** Problem to work on **
Copy the data precisely, character for character, and leave out every picture.

** Data for the task **
-- begin --
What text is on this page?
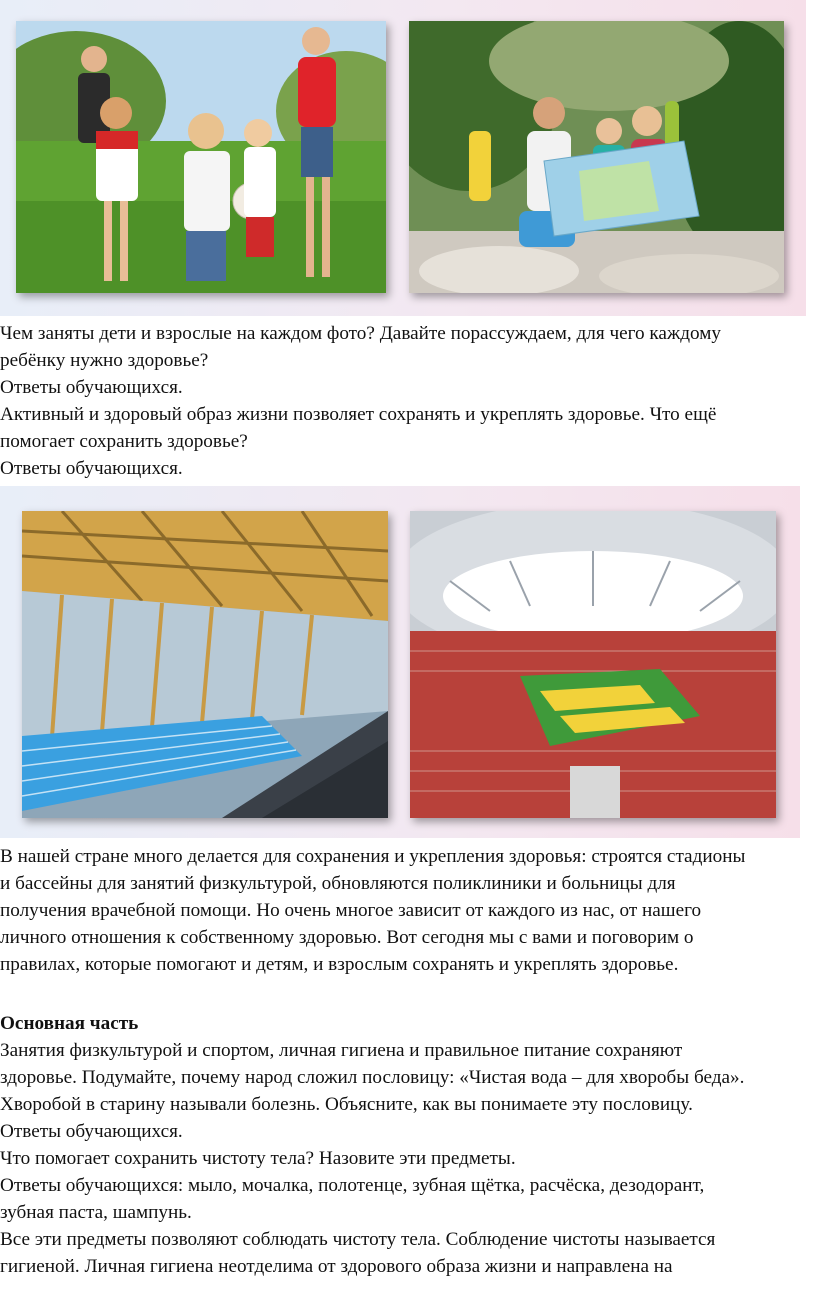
Чем заняты дети и взрослые на каждом фото? Давайте порассуждаем, для чего каждому

ребёнку нужно здоровье?

Ответы обучающихся.

Активный и здоровый образ жизни позволяет сохранять и укреплять здоровье. Что ещё

помогает сохранить здоровье?

Ответы обучающихся.

В нашей стране много делается для сохранения и укрепления здоровья: строятся стадионы

и бассейны для занятий физкультурой, обновляются поликлиники и больницы для

получения врачебной помощи. Но очень многое зависит от каждого из нас, от нашего

личного отношения к собственному здоровью. Вот сегодня мы с вами и поговорим о

правилах, которые помогают и детям, и взрослым сохранять и укреплять здоровье.

Основная часть

Занятия физкультурой и спортом, личная гигиена и правильное питание сохраняют

здоровье. Подумайте, почему народ сложил пословицу: «Чистая вода – для хворобы беда».

Хворобой в старину называли болезнь. Объясните, как вы понимаете эту пословицу.

Ответы обучающихся.

Что помогает сохранить чистоту тела? Назовите эти предметы.

Ответы обучающихся: мыло, мочалка, полотенце, зубная щётка, расчёска, дезодорант,

зубная паста, шампунь.

Все эти предметы позволяют соблюдать чистоту тела. Соблюдение чистоты называется

гигиеной. Личная гигиена неотделима от здорового образа жизни и направлена на
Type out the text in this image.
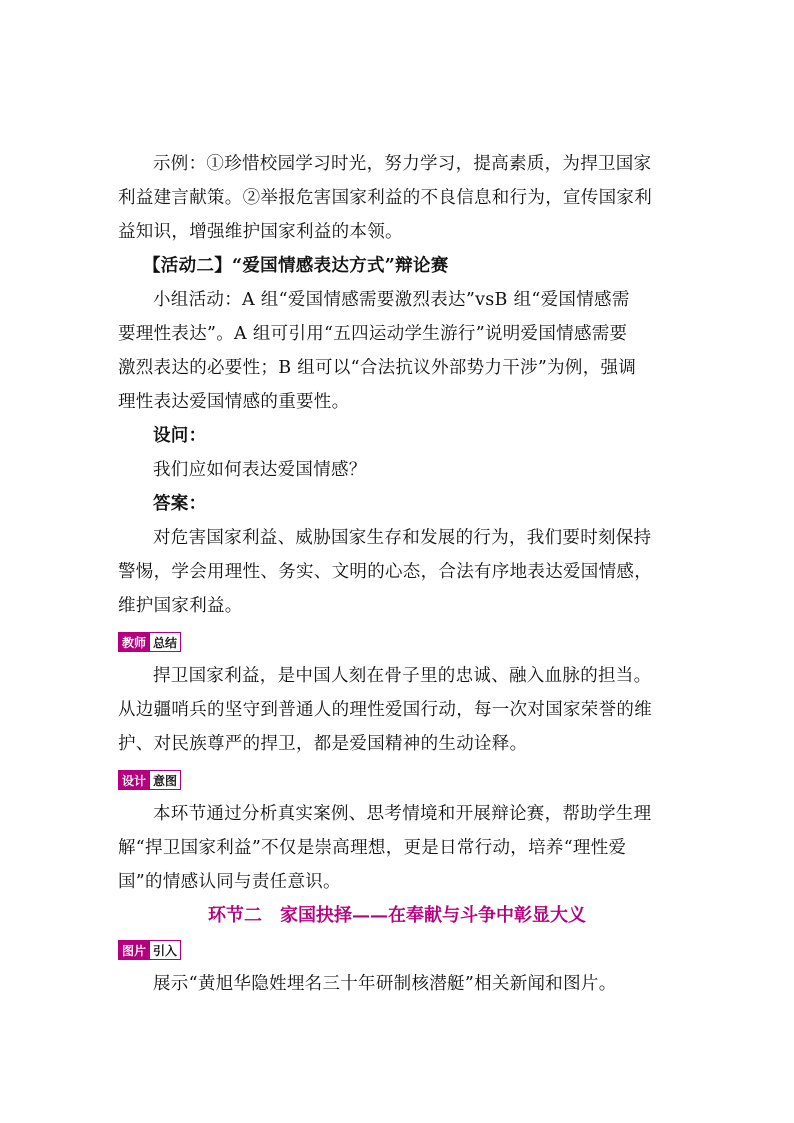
示例：①珍惜校园学习时光，努力学习，提高素质，为捍卫国家
利益建言献策。②举报危害国家利益的不良信息和行为，宣传国家利
益知识，增强维护国家利益的本领。
【活动二】“爱国情感表达方式”辩论赛
小组活动：A 组“爱国情感需要激烈表达”vsB 组“爱国情感需
要理性表达”。A 组可引用“五四运动学生游行”说明爱国情感需要
激烈表达的必要性；B 组可以“合法抗议外部势力干涉”为例，强调
理性表达爱国情感的重要性。
设问：
我们应如何表达爱国情感？
答案：
对危害国家利益、威胁国家生存和发展的行为，我们要时刻保持
警惕，学会用理性、务实、文明的心态，合法有序地表达爱国情感，
维护国家利益。
教师 总结
捍卫国家利益，是中国人刻在骨子里的忠诚、融入血脉的担当。
从边疆哨兵的坚守到普通人的理性爱国行动，每一次对国家荣誉的维
护、对民族尊严的捍卫，都是爱国精神的生动诠释。
设计 意图
本环节通过分析真实案例、思考情境和开展辩论赛，帮助学生理
解“捍卫国家利益”不仅是崇高理想，更是日常行动，培养“理性爱
国”的情感认同与责任意识。
环节二　家国抉择——在奉献与斗争中彰显大义
图片 引入
展示“黄旭华隐姓埋名三十年研制核潜艇”相关新闻和图片。
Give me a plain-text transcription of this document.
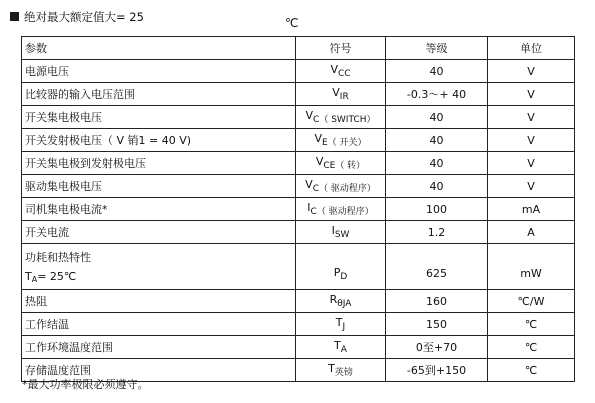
绝对最大额定值大= 25	℃
参数	符号	等级	单位
电源电压	$V_{CC}$	40	V
比较器的输入电压范围	$V_{IR}$	-0.3〜+ 40	V
开关集电极电压	$V_{C( SWITCH)}$	40	V
开关发射极电压（ V 销1 = 40 V)	$V_{E( 开关)}$	40	V
开关集电极到发射极电压	$V_{CE( 转)}$	40	V
驱动集电极电压	$V_{C( 驱动程序)}$	40	V
司机集电极电流*	$I_{C( 驱动程序)}$	100	mA
开关电流	$I_{SW}$	1.2	A
功耗和热特性
TA= 25℃	$P_D$	625	mW

热阻	$R_{\theta JA}$	160	℃/W
工作结温	$T_J$	150	℃
工作环境温度范围	$T_A$	0至+70	℃
存储温度范围	$T_{英镑}$	-65到+150	℃
*最大功率极限必须遵守。
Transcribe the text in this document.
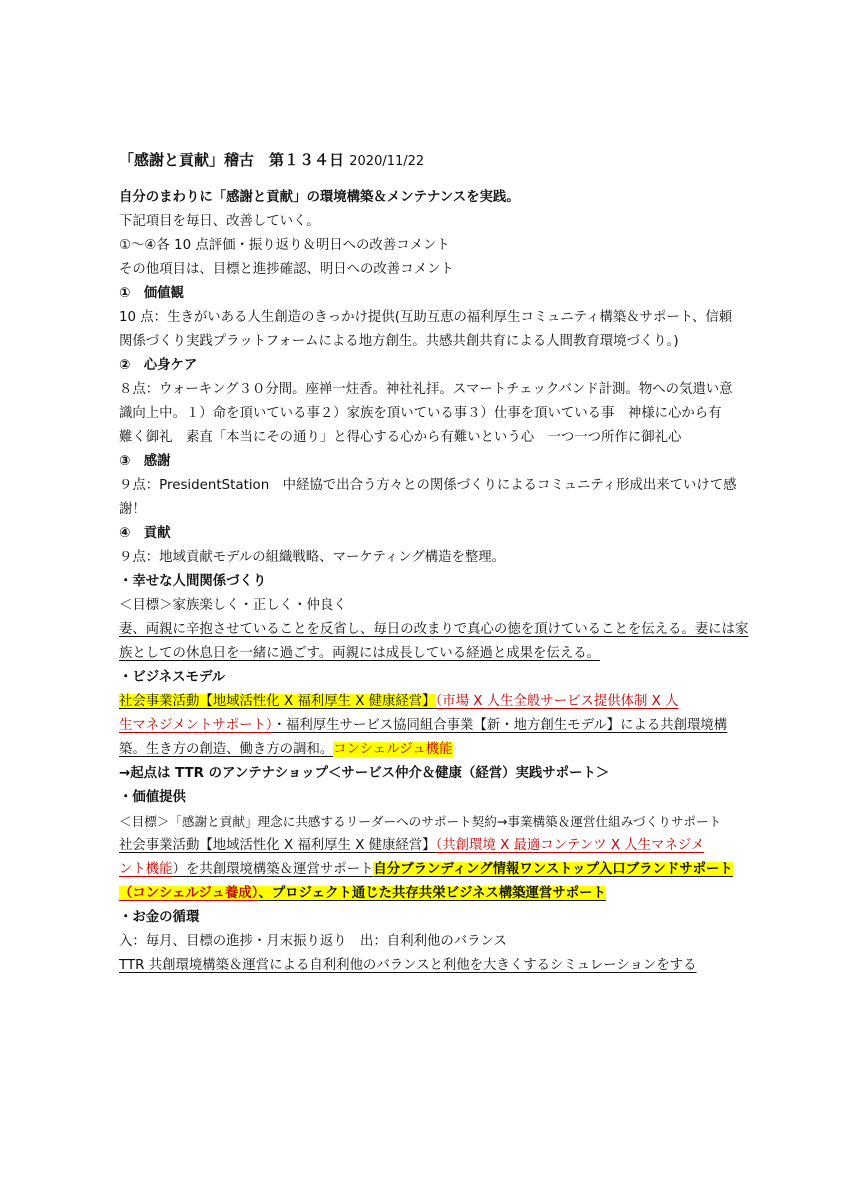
「感謝と貢献」稽古　第１３４日 2020/11/22
自分のまわりに「感謝と貢献」の環境構築＆メンテナンスを実践。
下記項目を毎日、改善していく。
①～④各 10 点評価・振り返り＆明日への改善コメント
その他項目は、目標と進捗確認、明日への改善コメント
①　価値観
10 点：生きがいある人生創造のきっかけ提供(互助互恵の福利厚生コミュニティ構築＆サポート、信頼
関係づくり実践プラットフォームによる地方創生。共感共創共育による人間教育環境づくり。)
②　心身ケア
８点：ウォーキング３０分間。座禅一炷香。神社礼拝。スマートチェックバンド計測。物への気遣い意
識向上中。１）命を頂いている事２）家族を頂いている事３）仕事を頂いている事　神様に心から有
難く御礼　素直「本当にその通り」と得心する心から有難いという心　一つ一つ所作に御礼心
③　感謝
９点：PresidentStation　中経協で出合う方々との関係づくりによるコミュニティ形成出来ていけて感
謝！
④　貢献
９点：地域貢献モデルの組織戦略、マーケティング構造を整理。
・幸せな人間関係づくり
＜目標＞家族楽しく・正しく・仲良く
妻、両親に辛抱させていることを反省し、毎日の改まりで真心の徳を頂けていることを伝える。妻には家
族としての休息日を一緒に過ごす。両親には成長している経過と成果を伝える。
・ビジネスモデル
社会事業活動【地域活性化 X 福利厚生 X 健康経営】（市場 X 人生全般サービス提供体制 X 人
生マネジメントサポート）・福利厚生サービス協同組合事業【新・地方創生モデル】による共創環境構
築。生き方の創造、働き方の調和。コンシェルジュ機能
→起点は TTR のアンテナショップ＜サービス仲介＆健康（経営）実践サポート＞
・価値提供
＜目標＞「感謝と貢献」理念に共感するリーダーへのサポート契約→事業構築＆運営仕組みづくりサポート
社会事業活動【地域活性化 X 福利厚生 X 健康経営】（共創環境 X 最適コンテンツ X 人生マネジメ
ント機能）を共創環境構築＆運営サポート自分ブランディング情報ワンストップ入口ブランドサポート
（コンシェルジュ養成）、プロジェクト通じた共存共栄ビジネス構築運営サポート
・お金の循環
入：毎月、目標の進捗・月末振り返り　出：自利利他のバランス
TTR 共創環境構築＆運営による自利利他のバランスと利他を大きくするシミュレーションをする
-- end --
** Worked answer **
What text is on this page?
Чем заняты дети и взрослые на каждом фото? Давайте порассуждаем, для чего каждому

ребёнку нужно здоровье?

Ответы обучающихся.

Активный и здоровый образ жизни позволяет сохранять и укреплять здоровье. Что ещё

помогает сохранить здоровье?

Ответы обучающихся.

В нашей стране много делается для сохранения и укрепления здоровья: строятся стадионы

и бассейны для занятий физкультурой, обновляются поликлиники и больницы для

получения врачебной помощи. Но очень многое зависит от каждого из нас, от нашего

личного отношения к собственному здоровью. Вот сегодня мы с вами и поговорим о

правилах, которые помогают и детям, и взрослым сохранять и укреплять здоровье.

Основная часть

Занятия физкультурой и спортом, личная гигиена и правильное питание сохраняют

здоровье. Подумайте, почему народ сложил пословицу: «Чистая вода – для хворобы беда».

Хворобой в старину называли болезнь. Объясните, как вы понимаете эту пословицу.

Ответы обучающихся.

Что помогает сохранить чистоту тела? Назовите эти предметы.

Ответы обучающихся: мыло, мочалка, полотенце, зубная щётка, расчёска, дезодорант,

зубная паста, шампунь.

Все эти предметы позволяют соблюдать чистоту тела. Соблюдение чистоты называется

гигиеной. Личная гигиена неотделима от здорового образа жизни и направлена на
Type out the text in this image.
示例：①珍惜校园学习时光，努力学习，提高素质，为捍卫国家
利益建言献策。②举报危害国家利益的不良信息和行为，宣传国家利
益知识，增强维护国家利益的本领。
【活动二】“爱国情感表达方式”辩论赛
小组活动：A 组“爱国情感需要激烈表达”vsB 组“爱国情感需
要理性表达”。A 组可引用“五四运动学生游行”说明爱国情感需要
激烈表达的必要性；B 组可以“合法抗议外部势力干涉”为例，强调
理性表达爱国情感的重要性。
设问：
我们应如何表达爱国情感？
答案：
对危害国家利益、威胁国家生存和发展的行为，我们要时刻保持
警惕，学会用理性、务实、文明的心态，合法有序地表达爱国情感，
维护国家利益。
教师 总结
捍卫国家利益，是中国人刻在骨子里的忠诚、融入血脉的担当。
从边疆哨兵的坚守到普通人的理性爱国行动，每一次对国家荣誉的维
护、对民族尊严的捍卫，都是爱国精神的生动诠释。
设计 意图
本环节通过分析真实案例、思考情境和开展辩论赛，帮助学生理
解“捍卫国家利益”不仅是崇高理想，更是日常行动，培养“理性爱
国”的情感认同与责任意识。
环节二　家国抉择——在奉献与斗争中彰显大义
图片 引入
展示“黄旭华隐姓埋名三十年研制核潜艇”相关新闻和图片。
Give me a plain-text transcription of this document.
绝对最大额定值大= 25	℃
参数	符号	等级	单位
电源电压	$V_{CC}$	40	V
比较器的输入电压范围	$V_{IR}$	-0.3〜+ 40	V
开关集电极电压	$V_{C( SWITCH)}$	40	V
开关发射极电压（ V 销1 = 40 V)	$V_{E( 开关)}$	40	V
开关集电极到发射极电压	$V_{CE( 转)}$	40	V
驱动集电极电压	$V_{C( 驱动程序)}$	40	V
司机集电极电流*	$I_{C( 驱动程序)}$	100	mA
开关电流	$I_{SW}$	1.2	A
功耗和热特性
TA= 25℃	$P_D$	625	mW

热阻	$R_{\theta JA}$	160	℃/W
工作结温	$T_J$	150	℃
工作环境温度范围	$T_A$	0至+70	℃
存储温度范围	$T_{英镑}$	-65到+150	℃
*最大功率极限必须遵守。
Transcribe the text in this document.
「感謝と貢献」稽古　第１３４日 2020/11/22
自分のまわりに「感謝と貢献」の環境構築＆メンテナンスを実践。
下記項目を毎日、改善していく。
①～④各 10 点評価・振り返り＆明日への改善コメント
その他項目は、目標と進捗確認、明日への改善コメント
①　価値観
10 点：生きがいある人生創造のきっかけ提供(互助互恵の福利厚生コミュニティ構築＆サポート、信頼
関係づくり実践プラットフォームによる地方創生。共感共創共育による人間教育環境づくり。)
②　心身ケア
８点：ウォーキング３０分間。座禅一炷香。神社礼拝。スマートチェックバンド計測。物への気遣い意
識向上中。１）命を頂いている事２）家族を頂いている事３）仕事を頂いている事　神様に心から有
難く御礼　素直「本当にその通り」と得心する心から有難いという心　一つ一つ所作に御礼心
③　感謝
９点：PresidentStation　中経協で出合う方々との関係づくりによるコミュニティ形成出来ていけて感
謝！
④　貢献
９点：地域貢献モデルの組織戦略、マーケティング構造を整理。
・幸せな人間関係づくり
＜目標＞家族楽しく・正しく・仲良く
妻、両親に辛抱させていることを反省し、毎日の改まりで真心の徳を頂けていることを伝える。妻には家
族としての休息日を一緒に過ごす。両親には成長している経過と成果を伝える。
・ビジネスモデル
社会事業活動【地域活性化 X 福利厚生 X 健康経営】（市場 X 人生全般サービス提供体制 X 人
生マネジメントサポート）・福利厚生サービス協同組合事業【新・地方創生モデル】による共創環境構
築。生き方の創造、働き方の調和。コンシェルジュ機能
→起点は TTR のアンテナショップ＜サービス仲介＆健康（経営）実践サポート＞
・価値提供
＜目標＞「感謝と貢献」理念に共感するリーダーへのサポート契約→事業構築＆運営仕組みづくりサポート
社会事業活動【地域活性化 X 福利厚生 X 健康経営】（共創環境 X 最適コンテンツ X 人生マネジメ
ント機能）を共創環境構築＆運営サポート自分ブランディング情報ワンストップ入口ブランドサポート
（コンシェルジュ養成）、プロジェクト通じた共存共栄ビジネス構築運営サポート
・お金の循環
入：毎月、目標の進捗・月末振り返り　出：自利利他のバランス
TTR 共創環境構築＆運営による自利利他のバランスと利他を大きくするシミュレーションをする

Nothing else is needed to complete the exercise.